Objective =>
Repeat the full listing below verbatim and keep the images out.

--- --- ---

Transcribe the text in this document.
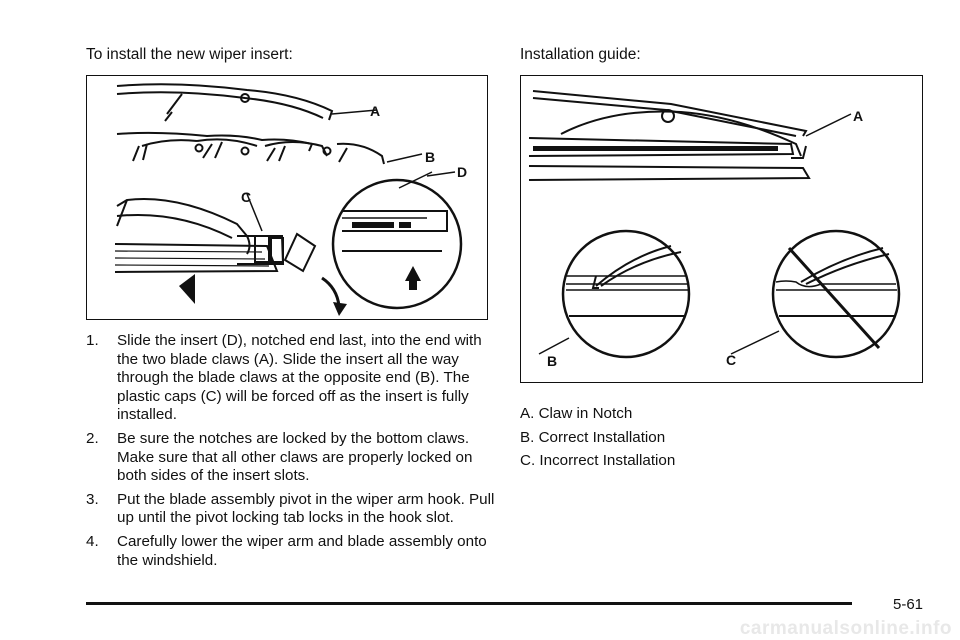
To install the new wiper insert:	Installation guide:
A
B
D
C
A
B	C
1. Slide the insert (D), notched end last, into the end with the two blade claws (A). Slide the insert all the way through the blade claws at the opposite end (B). The plastic caps (C) will be forced off as the insert is fully installed.
2. Be sure the notches are locked by the bottom claws. Make sure that all other claws are properly locked on both sides of the insert slots.
3. Put the blade assembly pivot in the wiper arm hook. Pull up until the pivot locking tab locks in the hook slot.
4. Carefully lower the wiper arm and blade assembly onto the windshield.
A. Claw in Notch
B. Correct Installation
C. Incorrect Installation
5-61
carmanualsonline.info
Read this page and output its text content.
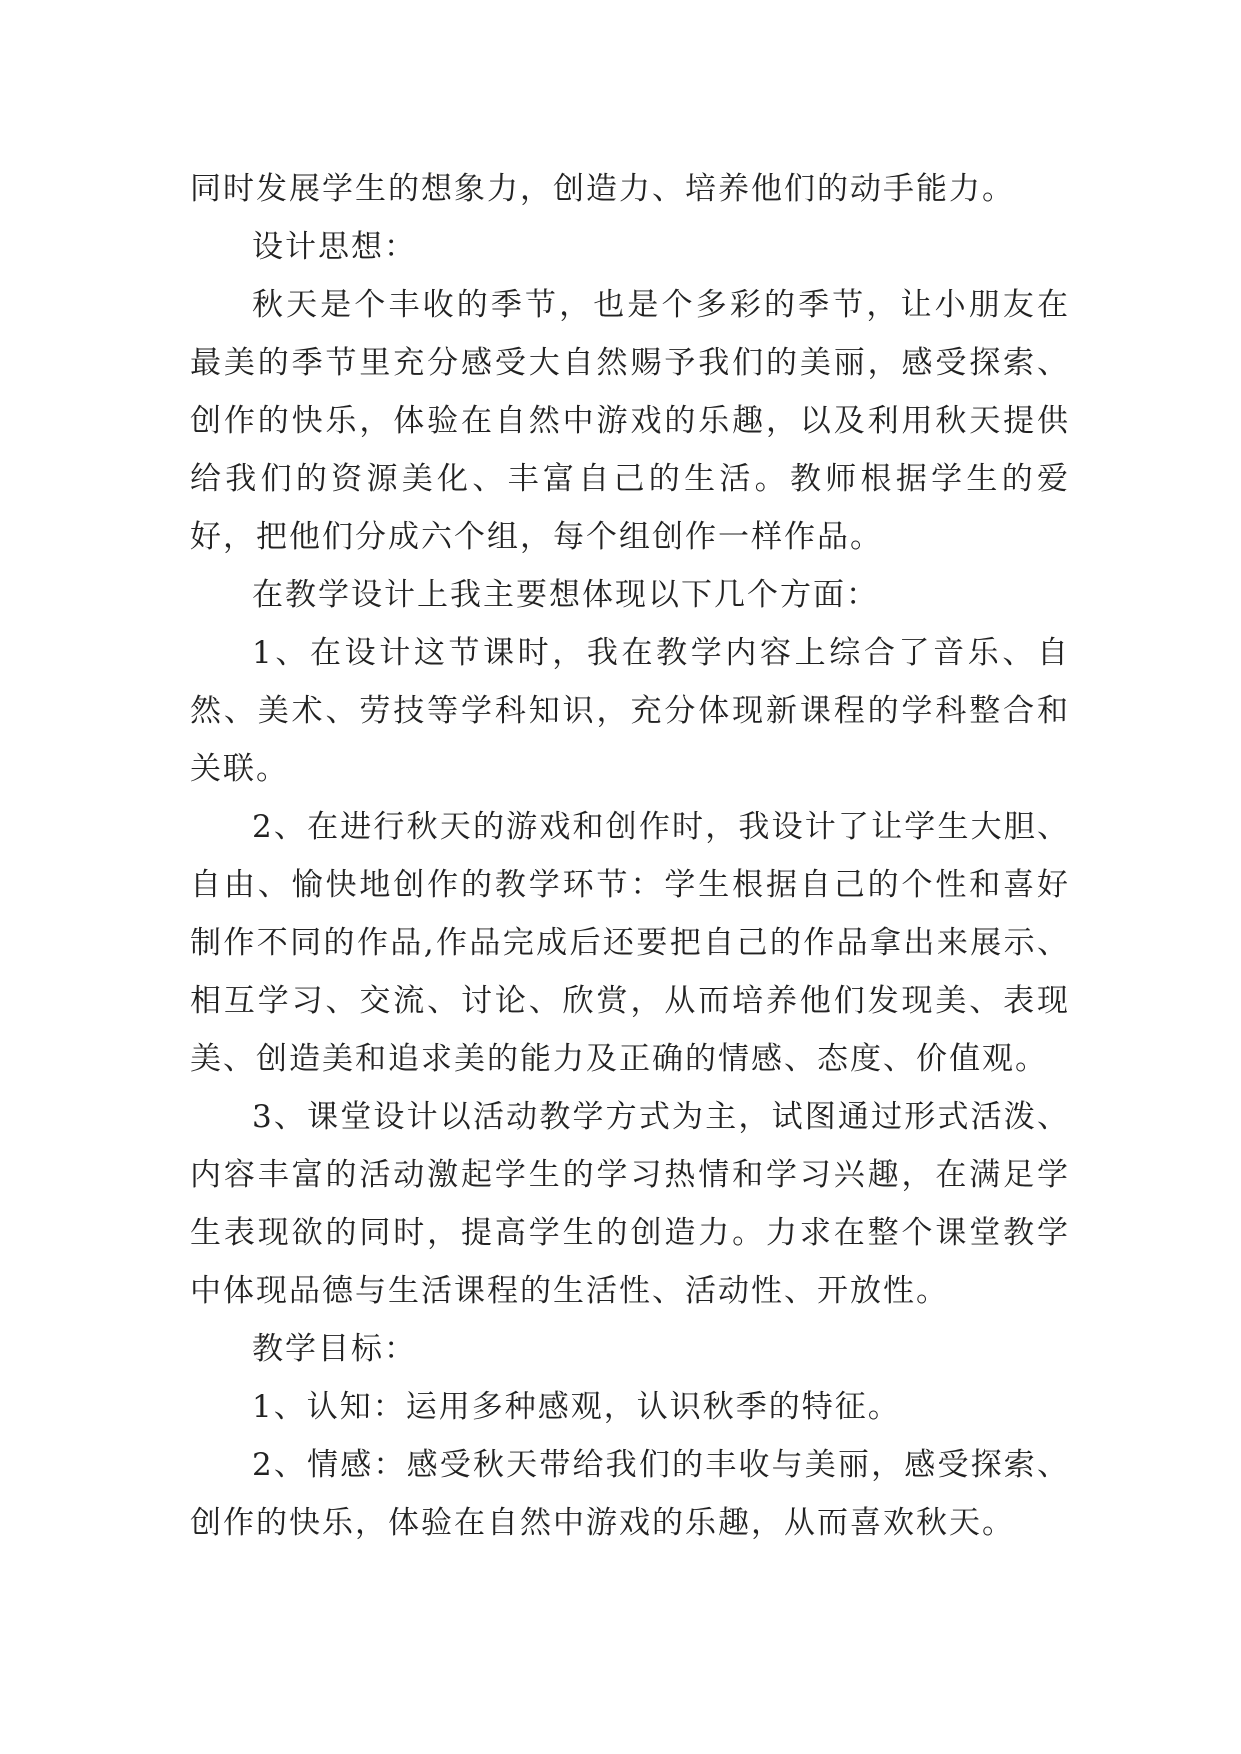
同时发展学生的想象力，创造力、培养他们的动手能力。

设计思想：

秋天是个丰收的季节，也是个多彩的季节，让小朋友在最美的季节里充分感受大自然赐予我们的美丽，感受探索、创作的快乐，体验在自然中游戏的乐趣，以及利用秋天提供给我们的资源美化、丰富自己的生活。教师根据学生的爱好，把他们分成六个组，每个组创作一样作品。

在教学设计上我主要想体现以下几个方面：

1、在设计这节课时，我在教学内容上综合了音乐、自然、美术、劳技等学科知识，充分体现新课程的学科整合和关联。

2、在进行秋天的游戏和创作时，我设计了让学生大胆、自由、愉快地创作的教学环节：学生根据自己的个性和喜好制作不同的作品,作品完成后还要把自己的作品拿出来展示、相互学习、交流、讨论、欣赏，从而培养他们发现美、表现美、创造美和追求美的能力及正确的情感、态度、价值观。

3、课堂设计以活动教学方式为主，试图通过形式活泼、内容丰富的活动激起学生的学习热情和学习兴趣，在满足学生表现欲的同时，提高学生的创造力。力求在整个课堂教学中体现品德与生活课程的生活性、活动性、开放性。

教学目标：

1、认知：运用多种感观，认识秋季的特征。

2、情感：感受秋天带给我们的丰收与美丽，感受探索、创作的快乐，体验在自然中游戏的乐趣，从而喜欢秋天。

--- --- ---

Result =>
Transcribe the text in this document.
To install the new wiper insert:	Installation guide:
A
B
D
C
A
B	C
1. Slide the insert (D), notched end last, into the end with the two blade claws (A). Slide the insert all the way through the blade claws at the opposite end (B). The plastic caps (C) will be forced off as the insert is fully installed.
2. Be sure the notches are locked by the bottom claws. Make sure that all other claws are properly locked on both sides of the insert slots.
3. Put the blade assembly pivot in the wiper arm hook. Pull up until the pivot locking tab locks in the hook slot.
4. Carefully lower the wiper arm and blade assembly onto the windshield.
A. Claw in Notch
B. Correct Installation
C. Incorrect Installation
5-61
carmanualsonline.info
Read this page and output its text content.
同时发展学生的想象力，创造力、培养他们的动手能力。

设计思想：

秋天是个丰收的季节，也是个多彩的季节，让小朋友在最美的季节里充分感受大自然赐予我们的美丽，感受探索、创作的快乐，体验在自然中游戏的乐趣，以及利用秋天提供给我们的资源美化、丰富自己的生活。教师根据学生的爱好，把他们分成六个组，每个组创作一样作品。

在教学设计上我主要想体现以下几个方面：

1、在设计这节课时，我在教学内容上综合了音乐、自然、美术、劳技等学科知识，充分体现新课程的学科整合和关联。

2、在进行秋天的游戏和创作时，我设计了让学生大胆、自由、愉快地创作的教学环节：学生根据自己的个性和喜好制作不同的作品,作品完成后还要把自己的作品拿出来展示、相互学习、交流、讨论、欣赏，从而培养他们发现美、表现美、创造美和追求美的能力及正确的情感、态度、价值观。

3、课堂设计以活动教学方式为主，试图通过形式活泼、内容丰富的活动激起学生的学习热情和学习兴趣，在满足学生表现欲的同时，提高学生的创造力。力求在整个课堂教学中体现品德与生活课程的生活性、活动性、开放性。

教学目标：

1、认知：运用多种感观，认识秋季的特征。

2、情感：感受秋天带给我们的丰收与美丽，感受探索、创作的快乐，体验在自然中游戏的乐趣，从而喜欢秋天。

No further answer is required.